------ GIVEN INFORMATION ------

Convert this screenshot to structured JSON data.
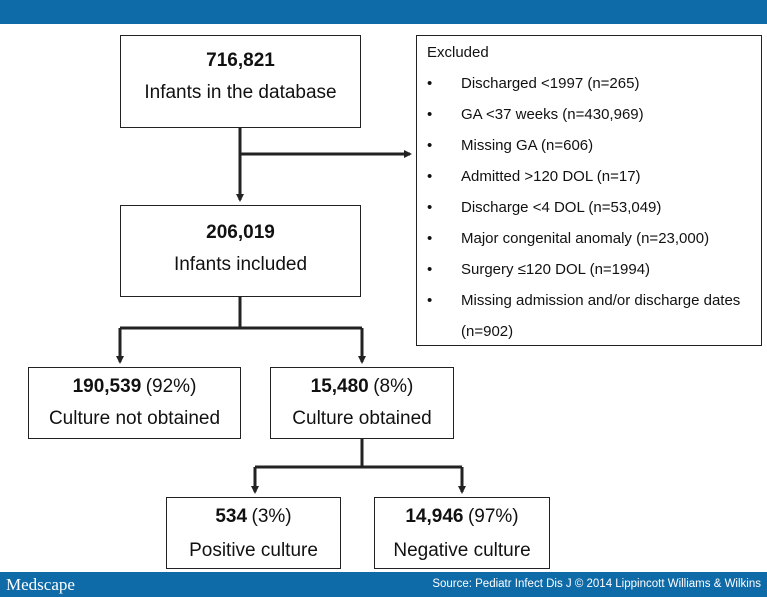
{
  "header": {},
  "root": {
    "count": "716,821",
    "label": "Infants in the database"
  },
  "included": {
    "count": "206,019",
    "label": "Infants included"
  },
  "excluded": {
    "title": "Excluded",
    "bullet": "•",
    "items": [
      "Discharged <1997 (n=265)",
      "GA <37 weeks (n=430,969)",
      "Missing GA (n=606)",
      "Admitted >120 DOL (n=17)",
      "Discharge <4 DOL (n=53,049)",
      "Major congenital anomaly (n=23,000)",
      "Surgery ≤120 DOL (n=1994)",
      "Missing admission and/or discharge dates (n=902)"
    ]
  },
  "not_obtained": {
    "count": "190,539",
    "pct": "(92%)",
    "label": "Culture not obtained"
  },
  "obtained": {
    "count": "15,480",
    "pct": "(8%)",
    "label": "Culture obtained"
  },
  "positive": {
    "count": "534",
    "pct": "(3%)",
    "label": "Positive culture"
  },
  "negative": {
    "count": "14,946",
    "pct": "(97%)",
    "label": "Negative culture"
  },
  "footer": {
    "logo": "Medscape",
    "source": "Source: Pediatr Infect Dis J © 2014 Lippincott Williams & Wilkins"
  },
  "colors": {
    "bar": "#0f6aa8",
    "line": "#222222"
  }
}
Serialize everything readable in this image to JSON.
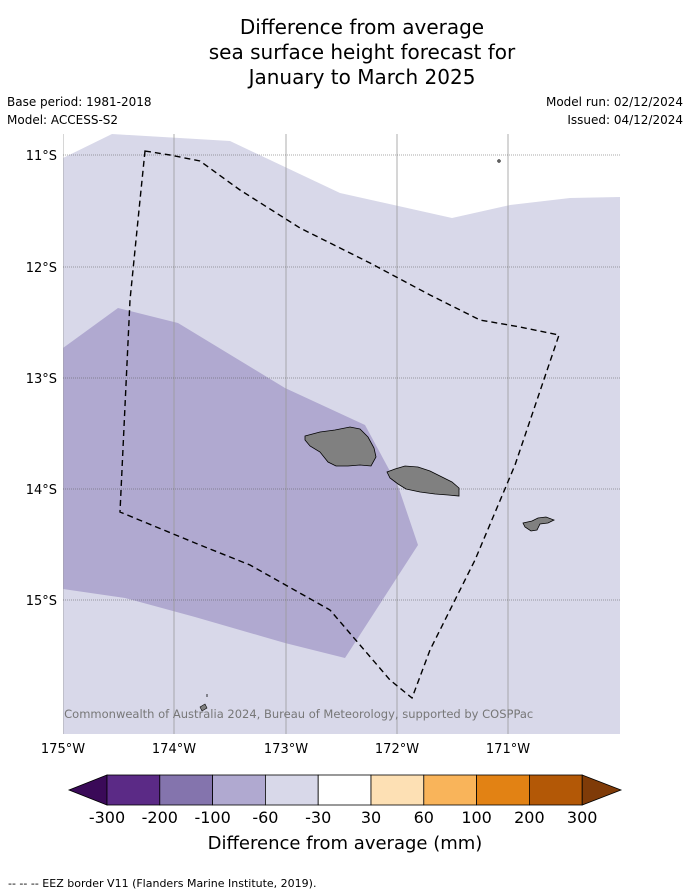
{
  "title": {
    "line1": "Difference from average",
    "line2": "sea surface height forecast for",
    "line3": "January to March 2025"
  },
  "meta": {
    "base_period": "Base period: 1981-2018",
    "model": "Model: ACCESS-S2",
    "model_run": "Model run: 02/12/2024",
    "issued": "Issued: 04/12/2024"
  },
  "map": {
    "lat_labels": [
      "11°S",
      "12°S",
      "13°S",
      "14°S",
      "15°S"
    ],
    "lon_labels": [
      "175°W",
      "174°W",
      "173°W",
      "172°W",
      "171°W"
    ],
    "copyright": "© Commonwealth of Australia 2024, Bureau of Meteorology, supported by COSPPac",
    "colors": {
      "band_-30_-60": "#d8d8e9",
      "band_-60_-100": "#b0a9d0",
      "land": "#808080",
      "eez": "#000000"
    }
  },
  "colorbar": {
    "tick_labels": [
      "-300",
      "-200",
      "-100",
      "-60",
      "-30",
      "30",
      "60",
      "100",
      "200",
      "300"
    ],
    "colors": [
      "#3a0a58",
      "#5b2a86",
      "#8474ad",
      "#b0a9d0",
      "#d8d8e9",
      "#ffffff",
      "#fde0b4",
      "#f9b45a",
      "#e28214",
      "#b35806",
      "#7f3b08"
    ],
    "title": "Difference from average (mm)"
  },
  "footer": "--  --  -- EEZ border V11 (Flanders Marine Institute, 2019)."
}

------

Count how many lines of the data include the word "Model". Your reply should be that number alone.

■ **RESULT OF THE TASK**
2